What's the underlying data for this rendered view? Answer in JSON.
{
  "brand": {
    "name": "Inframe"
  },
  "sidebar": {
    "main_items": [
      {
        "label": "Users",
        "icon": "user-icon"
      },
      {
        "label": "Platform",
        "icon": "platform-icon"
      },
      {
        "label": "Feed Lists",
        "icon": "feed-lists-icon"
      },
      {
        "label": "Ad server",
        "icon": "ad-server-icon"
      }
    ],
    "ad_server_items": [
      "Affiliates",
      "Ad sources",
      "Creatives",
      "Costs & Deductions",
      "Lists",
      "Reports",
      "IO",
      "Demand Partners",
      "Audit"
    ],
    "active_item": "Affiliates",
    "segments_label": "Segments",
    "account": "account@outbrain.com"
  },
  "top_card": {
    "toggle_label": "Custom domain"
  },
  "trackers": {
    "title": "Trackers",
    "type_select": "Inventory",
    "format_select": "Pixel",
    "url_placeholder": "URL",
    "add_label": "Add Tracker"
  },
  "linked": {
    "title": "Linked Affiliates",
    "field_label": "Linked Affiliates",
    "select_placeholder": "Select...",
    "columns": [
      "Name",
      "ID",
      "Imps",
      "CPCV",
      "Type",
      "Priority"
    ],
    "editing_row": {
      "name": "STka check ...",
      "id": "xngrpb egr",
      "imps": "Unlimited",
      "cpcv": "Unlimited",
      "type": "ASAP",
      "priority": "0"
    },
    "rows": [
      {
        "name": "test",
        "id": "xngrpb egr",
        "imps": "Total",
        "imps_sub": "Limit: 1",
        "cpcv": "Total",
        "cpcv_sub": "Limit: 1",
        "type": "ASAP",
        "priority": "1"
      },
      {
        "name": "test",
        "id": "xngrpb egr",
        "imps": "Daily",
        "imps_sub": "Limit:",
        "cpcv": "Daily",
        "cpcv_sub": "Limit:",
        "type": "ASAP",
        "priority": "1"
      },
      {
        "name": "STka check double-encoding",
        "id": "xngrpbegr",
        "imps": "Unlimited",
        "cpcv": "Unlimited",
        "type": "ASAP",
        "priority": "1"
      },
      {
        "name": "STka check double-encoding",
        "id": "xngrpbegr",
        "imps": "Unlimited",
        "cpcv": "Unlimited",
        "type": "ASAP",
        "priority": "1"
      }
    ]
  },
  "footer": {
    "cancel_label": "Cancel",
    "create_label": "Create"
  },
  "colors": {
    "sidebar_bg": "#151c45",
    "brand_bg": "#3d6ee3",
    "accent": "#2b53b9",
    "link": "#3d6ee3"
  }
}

•••

#### Request:
Please quote every record above exactly as it appears.

#### Answer to this exercise:
What's the underlying data for this rendered view? Answer in JSON.
{
  "brand": {
    "name": "Inframe"
  },
  "sidebar": {
    "main_items": [
      {
        "label": "Users",
        "icon": "user-icon"
      },
      {
        "label": "Platform",
        "icon": "platform-icon"
      },
      {
        "label": "Feed Lists",
        "icon": "feed-lists-icon"
      },
      {
        "label": "Ad server",
        "icon": "ad-server-icon"
      }
    ],
    "ad_server_items": [
      "Affiliates",
      "Ad sources",
      "Creatives",
      "Costs & Deductions",
      "Lists",
      "Reports",
      "IO",
      "Demand Partners",
      "Audit"
    ],
    "active_item": "Affiliates",
    "segments_label": "Segments",
    "account": "account@outbrain.com"
  },
  "top_card": {
    "toggle_label": "Custom domain"
  },
  "trackers": {
    "title": "Trackers",
    "type_select": "Inventory",
    "format_select": "Pixel",
    "url_placeholder": "URL",
    "add_label": "Add Tracker"
  },
  "linked": {
    "title": "Linked Affiliates",
    "field_label": "Linked Affiliates",
    "select_placeholder": "Select...",
    "columns": [
      "Name",
      "ID",
      "Imps",
      "CPCV",
      "Type",
      "Priority"
    ],
    "editing_row": {
      "name": "STka check ...",
      "id": "xngrpb egr",
      "imps": "Unlimited",
      "cpcv": "Unlimited",
      "type": "ASAP",
      "priority": "0"
    },
    "rows": [
      {
        "name": "test",
        "id": "xngrpb egr",
        "imps": "Total",
        "imps_sub": "Limit: 1",
        "cpcv": "Total",
        "cpcv_sub": "Limit: 1",
        "type": "ASAP",
        "priority": "1"
      },
      {
        "name": "test",
        "id": "xngrpb egr",
        "imps": "Daily",
        "imps_sub": "Limit:",
        "cpcv": "Daily",
        "cpcv_sub": "Limit:",
        "type": "ASAP",
        "priority": "1"
      },
      {
        "name": "STka check double-encoding",
        "id": "xngrpbegr",
        "imps": "Unlimited",
        "cpcv": "Unlimited",
        "type": "ASAP",
        "priority": "1"
      },
      {
        "name": "STka check double-encoding",
        "id": "xngrpbegr",
        "imps": "Unlimited",
        "cpcv": "Unlimited",
        "type": "ASAP",
        "priority": "1"
      }
    ]
  },
  "footer": {
    "cancel_label": "Cancel",
    "create_label": "Create"
  },
  "colors": {
    "sidebar_bg": "#151c45",
    "brand_bg": "#3d6ee3",
    "accent": "#2b53b9",
    "link": "#3d6ee3"
  }
}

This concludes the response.